* Problem requirements *
Starting at the line that contains "Decode this image" and stopping at the line that contains "What's the underlying", transcribe every line of the material below exactly; pictures stay out.

--- Start Material shown ---

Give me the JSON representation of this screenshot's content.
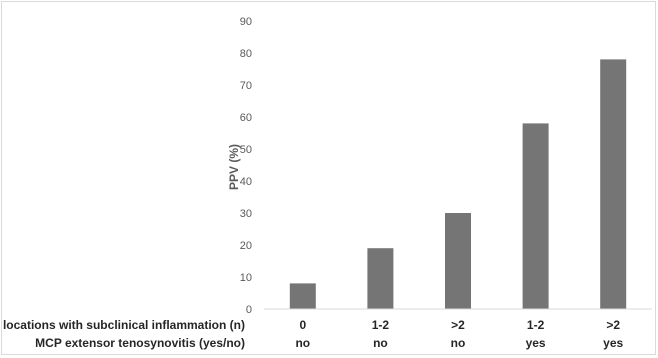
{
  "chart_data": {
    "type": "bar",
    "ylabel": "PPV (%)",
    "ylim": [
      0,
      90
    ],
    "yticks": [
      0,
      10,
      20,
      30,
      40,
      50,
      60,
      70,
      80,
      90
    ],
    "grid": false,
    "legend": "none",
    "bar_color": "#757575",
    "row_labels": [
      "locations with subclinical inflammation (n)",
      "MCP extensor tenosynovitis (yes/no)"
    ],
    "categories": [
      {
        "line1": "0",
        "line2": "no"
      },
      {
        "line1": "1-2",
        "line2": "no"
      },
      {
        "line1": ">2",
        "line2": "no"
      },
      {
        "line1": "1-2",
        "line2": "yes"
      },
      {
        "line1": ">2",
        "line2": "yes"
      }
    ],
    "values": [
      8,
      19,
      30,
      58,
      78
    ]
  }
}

--- End Material shown ---
--- Start Material shown ---

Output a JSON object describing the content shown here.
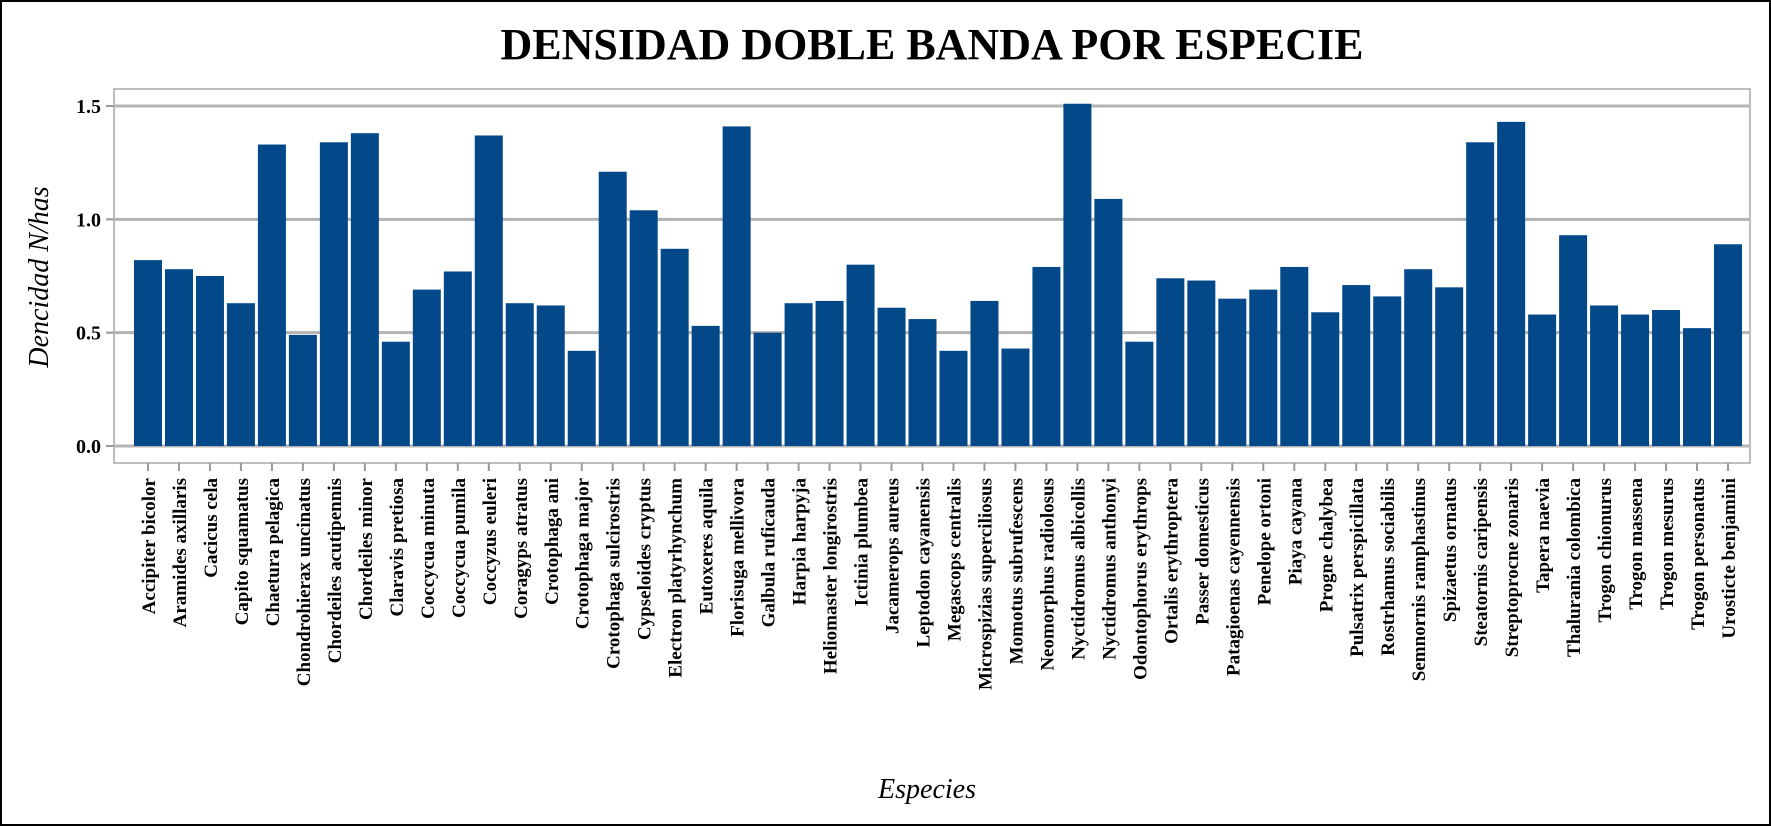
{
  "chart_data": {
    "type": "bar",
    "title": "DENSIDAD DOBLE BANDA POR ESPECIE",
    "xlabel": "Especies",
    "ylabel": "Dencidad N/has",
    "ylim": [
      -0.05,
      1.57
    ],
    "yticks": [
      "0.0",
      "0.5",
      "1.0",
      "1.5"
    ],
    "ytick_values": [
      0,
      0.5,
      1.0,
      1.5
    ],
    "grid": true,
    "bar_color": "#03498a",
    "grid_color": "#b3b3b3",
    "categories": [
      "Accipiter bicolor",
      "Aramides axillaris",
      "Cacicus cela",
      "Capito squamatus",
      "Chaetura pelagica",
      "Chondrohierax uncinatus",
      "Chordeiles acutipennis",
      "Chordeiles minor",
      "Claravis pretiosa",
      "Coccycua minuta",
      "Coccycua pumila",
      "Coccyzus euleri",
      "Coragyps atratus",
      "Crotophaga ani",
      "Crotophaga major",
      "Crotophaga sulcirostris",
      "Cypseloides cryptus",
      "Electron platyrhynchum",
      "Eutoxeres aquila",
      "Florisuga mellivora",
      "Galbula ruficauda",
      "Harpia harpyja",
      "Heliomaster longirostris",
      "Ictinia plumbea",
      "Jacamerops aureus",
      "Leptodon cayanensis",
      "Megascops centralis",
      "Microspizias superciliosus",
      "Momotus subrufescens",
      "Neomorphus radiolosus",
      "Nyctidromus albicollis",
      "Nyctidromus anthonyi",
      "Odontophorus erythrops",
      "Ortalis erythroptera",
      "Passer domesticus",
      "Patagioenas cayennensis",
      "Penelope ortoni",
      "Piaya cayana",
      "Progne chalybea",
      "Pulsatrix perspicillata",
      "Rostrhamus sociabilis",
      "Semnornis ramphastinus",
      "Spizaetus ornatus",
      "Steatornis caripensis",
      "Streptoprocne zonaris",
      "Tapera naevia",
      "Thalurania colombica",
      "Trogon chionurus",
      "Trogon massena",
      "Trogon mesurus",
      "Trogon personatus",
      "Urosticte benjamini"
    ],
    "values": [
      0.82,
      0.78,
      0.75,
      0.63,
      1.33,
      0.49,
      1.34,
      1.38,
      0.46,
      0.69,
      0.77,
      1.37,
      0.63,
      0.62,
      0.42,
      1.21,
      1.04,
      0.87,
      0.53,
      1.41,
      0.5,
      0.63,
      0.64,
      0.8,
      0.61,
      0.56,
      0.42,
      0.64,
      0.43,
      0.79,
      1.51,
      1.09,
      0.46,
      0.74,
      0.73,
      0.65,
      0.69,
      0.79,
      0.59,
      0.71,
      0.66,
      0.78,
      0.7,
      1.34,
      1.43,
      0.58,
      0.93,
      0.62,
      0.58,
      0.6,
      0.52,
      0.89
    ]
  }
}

--- End Material shown ---
--- Start Material shown ---

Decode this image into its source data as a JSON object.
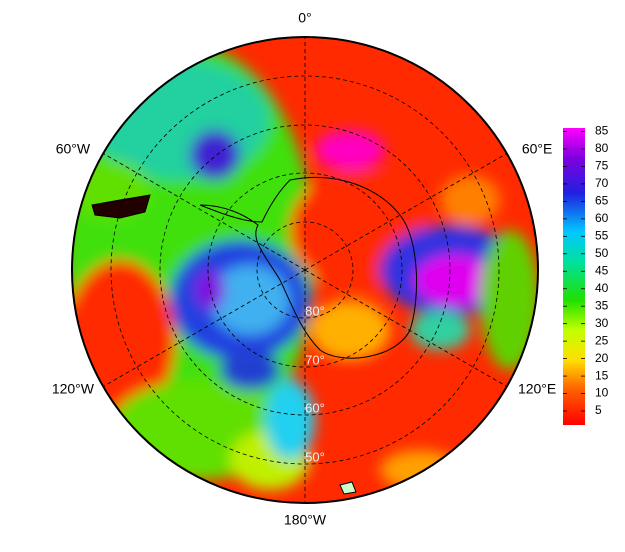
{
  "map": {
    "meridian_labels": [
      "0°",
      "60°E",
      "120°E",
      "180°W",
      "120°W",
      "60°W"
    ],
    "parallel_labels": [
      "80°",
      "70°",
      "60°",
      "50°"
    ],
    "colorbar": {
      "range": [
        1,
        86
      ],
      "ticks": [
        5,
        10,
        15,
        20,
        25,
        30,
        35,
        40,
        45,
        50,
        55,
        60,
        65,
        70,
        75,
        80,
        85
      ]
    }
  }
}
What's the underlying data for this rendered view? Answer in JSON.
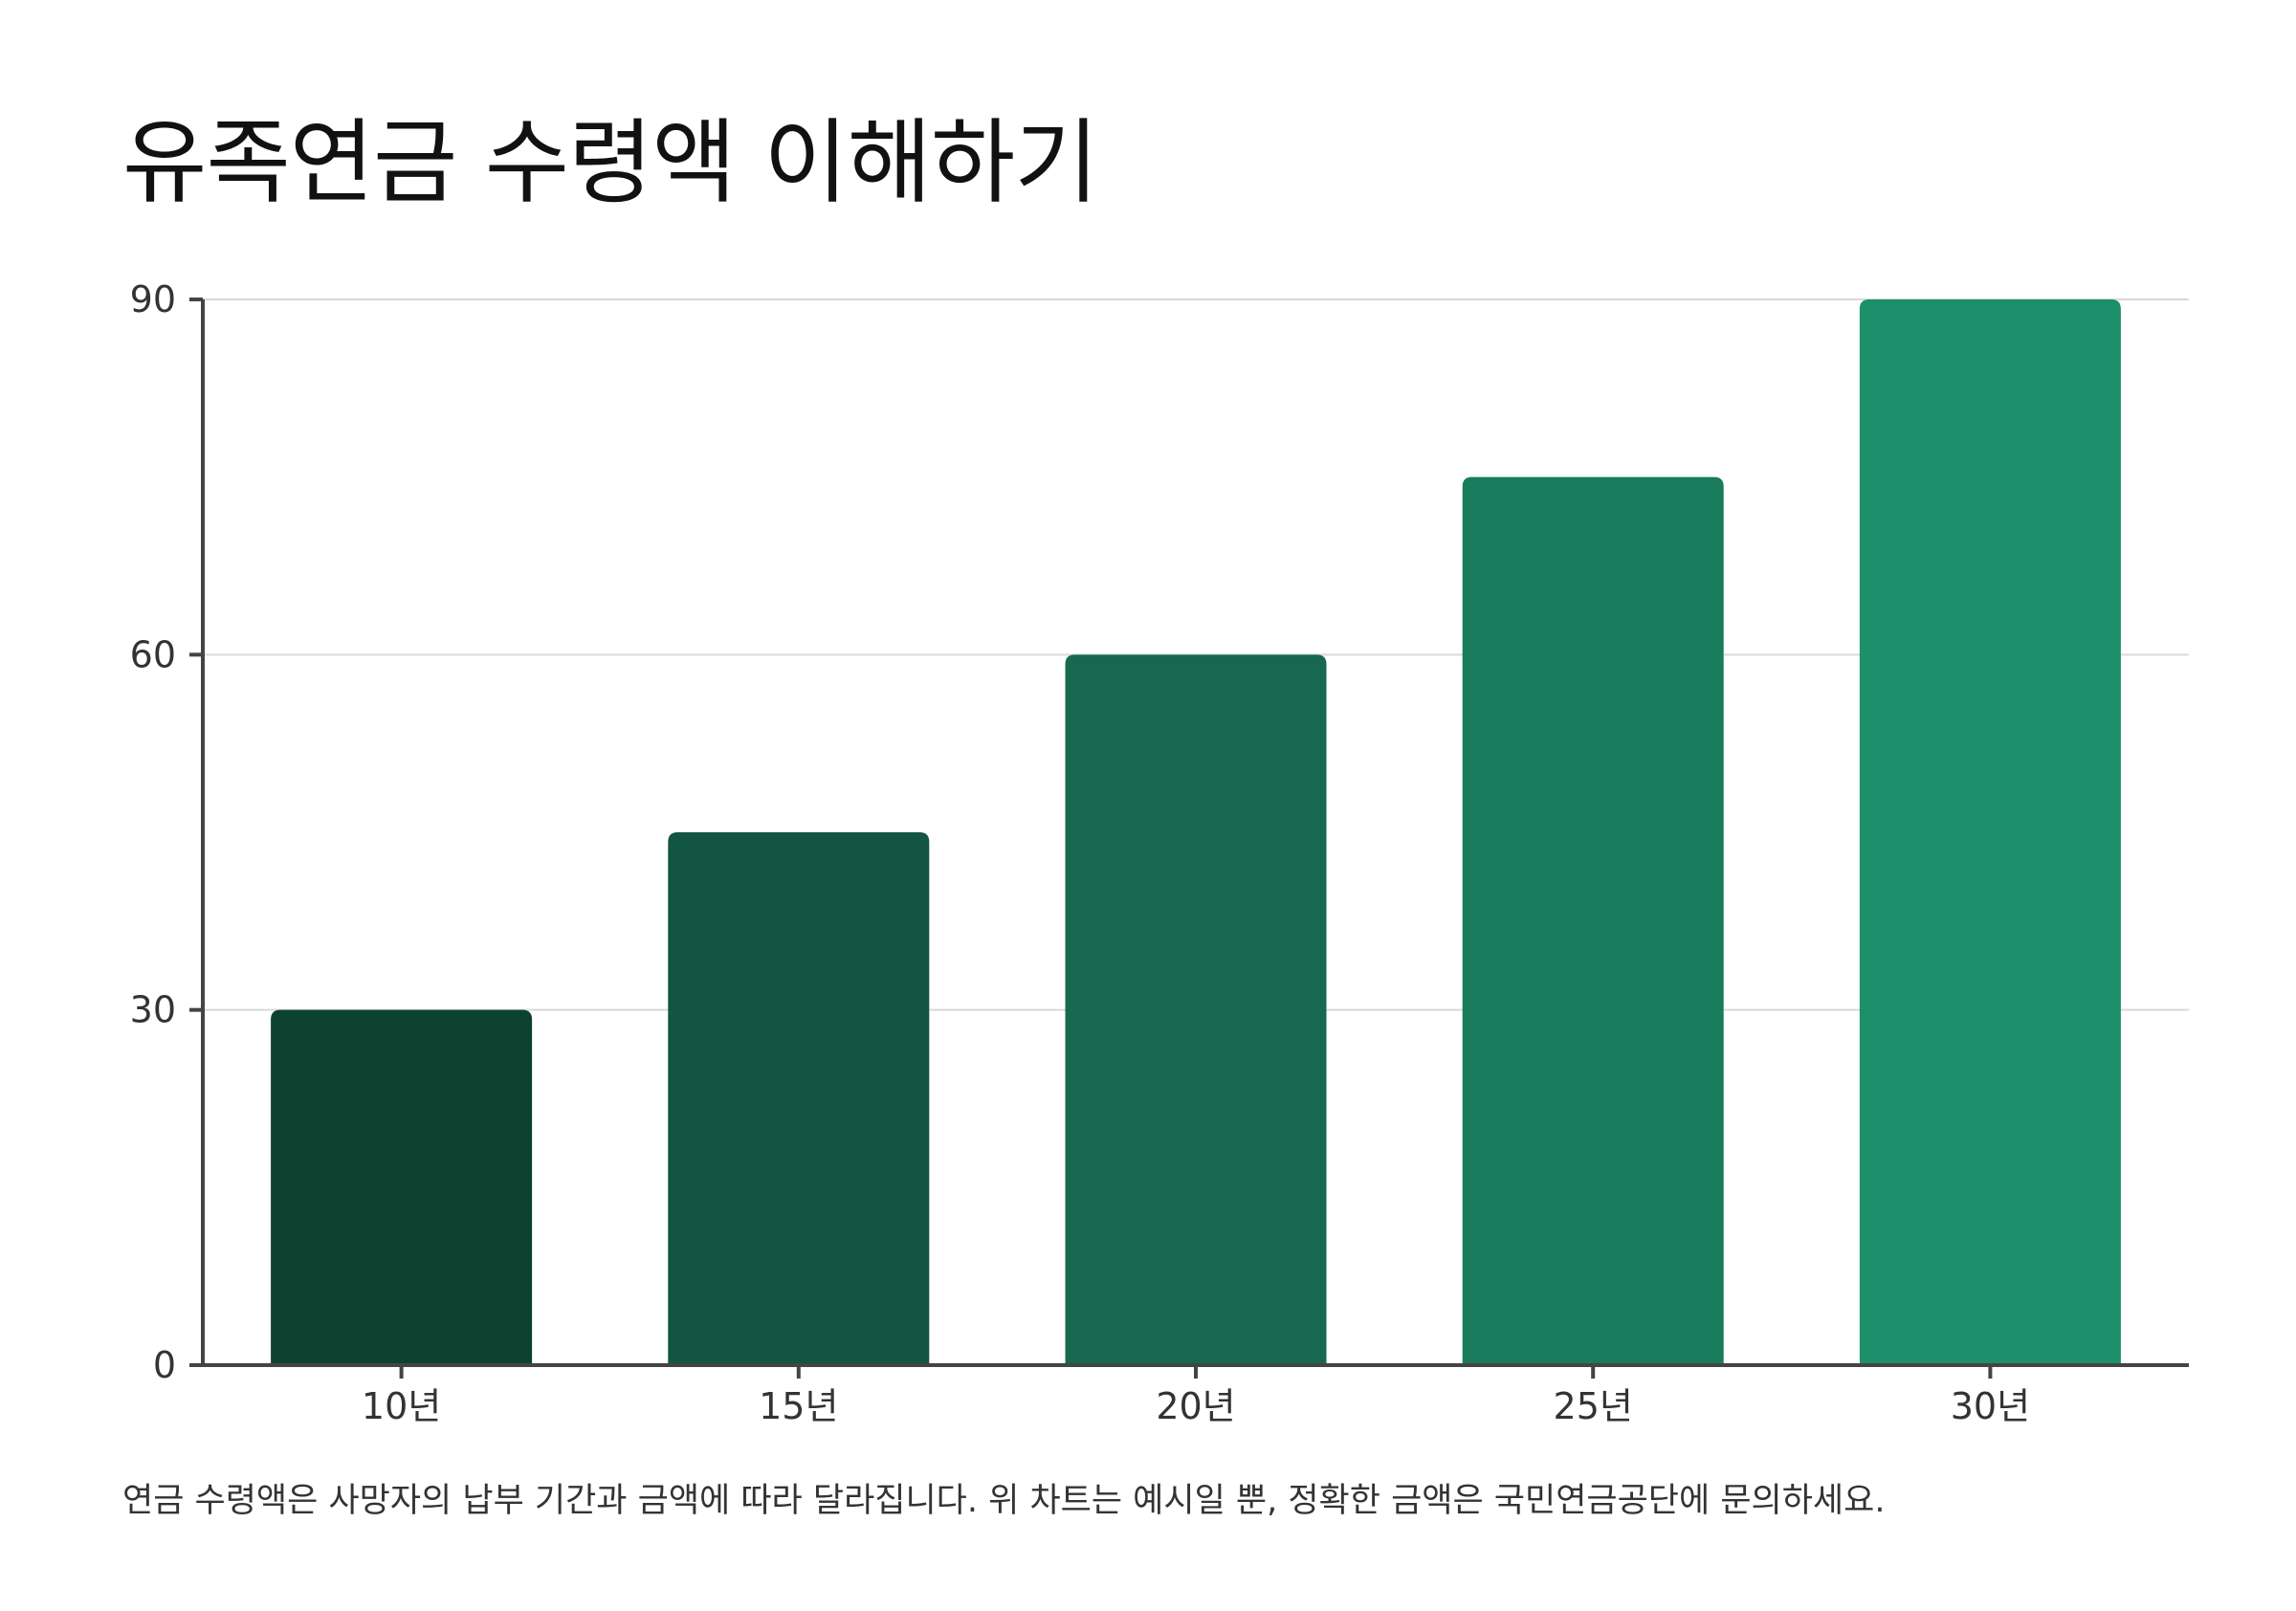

--- End Material shown ---

* Complete output *
Decode this image into its source data as a JSON object.
{
  "map": {
    "meridian_labels": [
      "0°",
      "60°E",
      "120°E",
      "180°W",
      "120°W",
      "60°W"
    ],
    "parallel_labels": [
      "80°",
      "70°",
      "60°",
      "50°"
    ],
    "colorbar": {
      "range": [
        1,
        86
      ],
      "ticks": [
        5,
        10,
        15,
        20,
        25,
        30,
        35,
        40,
        45,
        50,
        55,
        60,
        65,
        70,
        75,
        80,
        85
      ]
    }
  }
}
What's the underlying data for this rendered view? Answer in JSON.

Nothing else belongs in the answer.